### [What you have to do]
Reproduce all the lines below exactly and omit the images.

** start of The input **

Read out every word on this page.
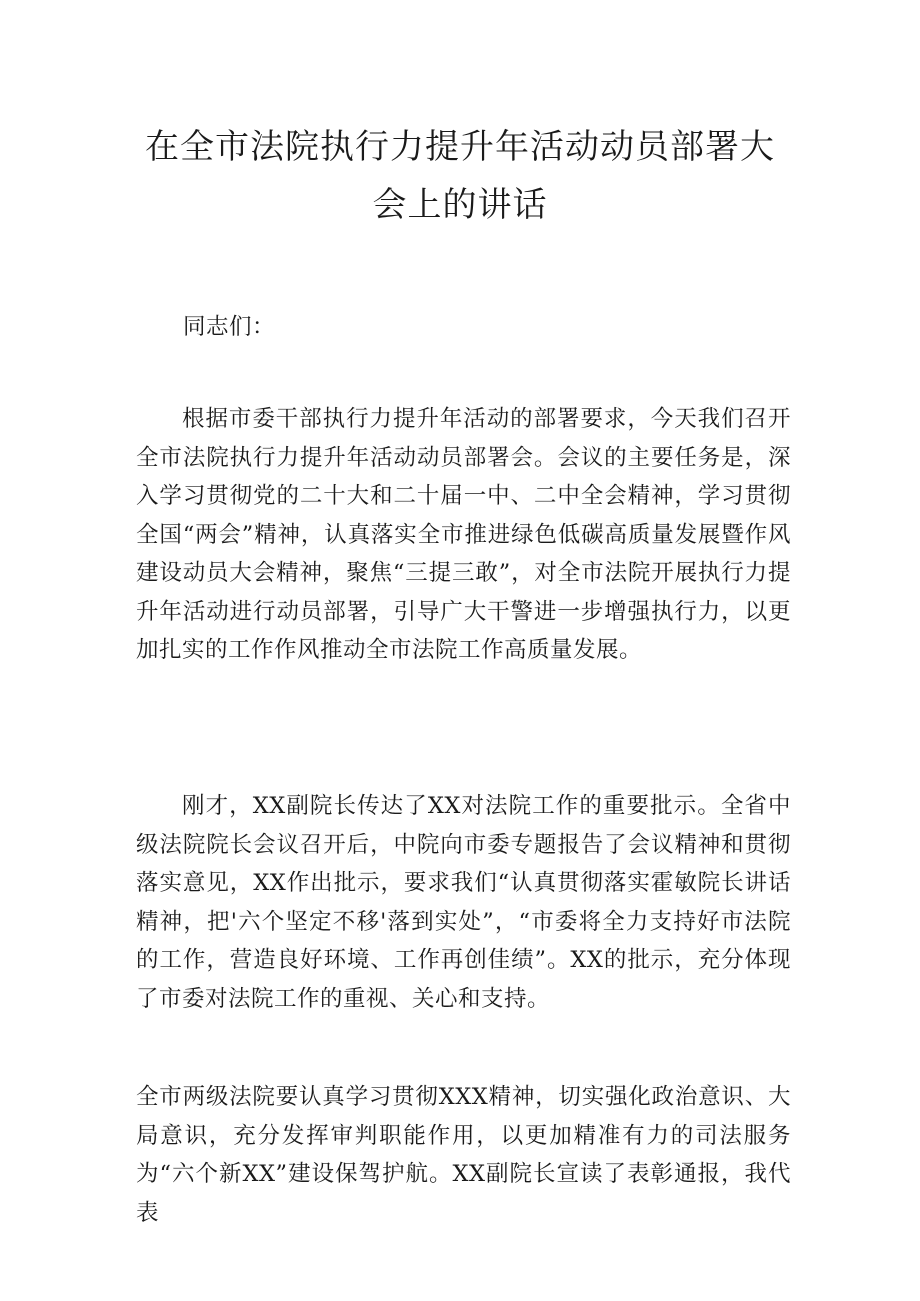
在全市法院执行力提升年活动动员部署大
会上的讲话

同志们：

根据市委干部执行力提升年活动的部署要求，今天我们召开全市法院执行力提升年活动动员部署会。会议的主要任务是，深入学习贯彻党的二十大和二十届一中、二中全会精神，学习贯彻全国“两会”精神，认真落实全市推进绿色低碳高质量发展暨作风建设动员大会精神，聚焦“三提三敢”，对全市法院开展执行力提升年活动进行动员部署，引导广大干警进一步增强执行力，以更加扎实的工作作风推动全市法院工作高质量发展。

刚才，XX副院长传达了XX对法院工作的重要批示。全省中级法院院长会议召开后，中院向市委专题报告了会议精神和贯彻落实意见，XX作出批示，要求我们“认真贯彻落实霍敏院长讲话精神，把'六个坚定不移'落到实处”，“市委将全力支持好市法院的工作，营造良好环境、工作再创佳绩”。XX的批示，充分体现了市委对法院工作的重视、关心和支持。

全市两级法院要认真学习贯彻XXX精神，切实强化政治意识、大局意识，充分发挥审判职能作用，以更加精准有力的司法服务为“六个新XX”建设保驾护航。XX副院长宣读了表彰通报，我代表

** end of The input **

### [Exercise output]
Read out every word on this page.
在全市法院执行力提升年活动动员部署大
会上的讲话

同志们：

根据市委干部执行力提升年活动的部署要求，今天我们召开全市法院执行力提升年活动动员部署会。会议的主要任务是，深入学习贯彻党的二十大和二十届一中、二中全会精神，学习贯彻全国“两会”精神，认真落实全市推进绿色低碳高质量发展暨作风建设动员大会精神，聚焦“三提三敢”，对全市法院开展执行力提升年活动进行动员部署，引导广大干警进一步增强执行力，以更加扎实的工作作风推动全市法院工作高质量发展。

刚才，XX副院长传达了XX对法院工作的重要批示。全省中级法院院长会议召开后，中院向市委专题报告了会议精神和贯彻落实意见，XX作出批示，要求我们“认真贯彻落实霍敏院长讲话精神，把'六个坚定不移'落到实处”，“市委将全力支持好市法院的工作，营造良好环境、工作再创佳绩”。XX的批示，充分体现了市委对法院工作的重视、关心和支持。

全市两级法院要认真学习贯彻XXX精神，切实强化政治意识、大局意识，充分发挥审判职能作用，以更加精准有力的司法服务为“六个新XX”建设保驾护航。XX副院长宣读了表彰通报，我代表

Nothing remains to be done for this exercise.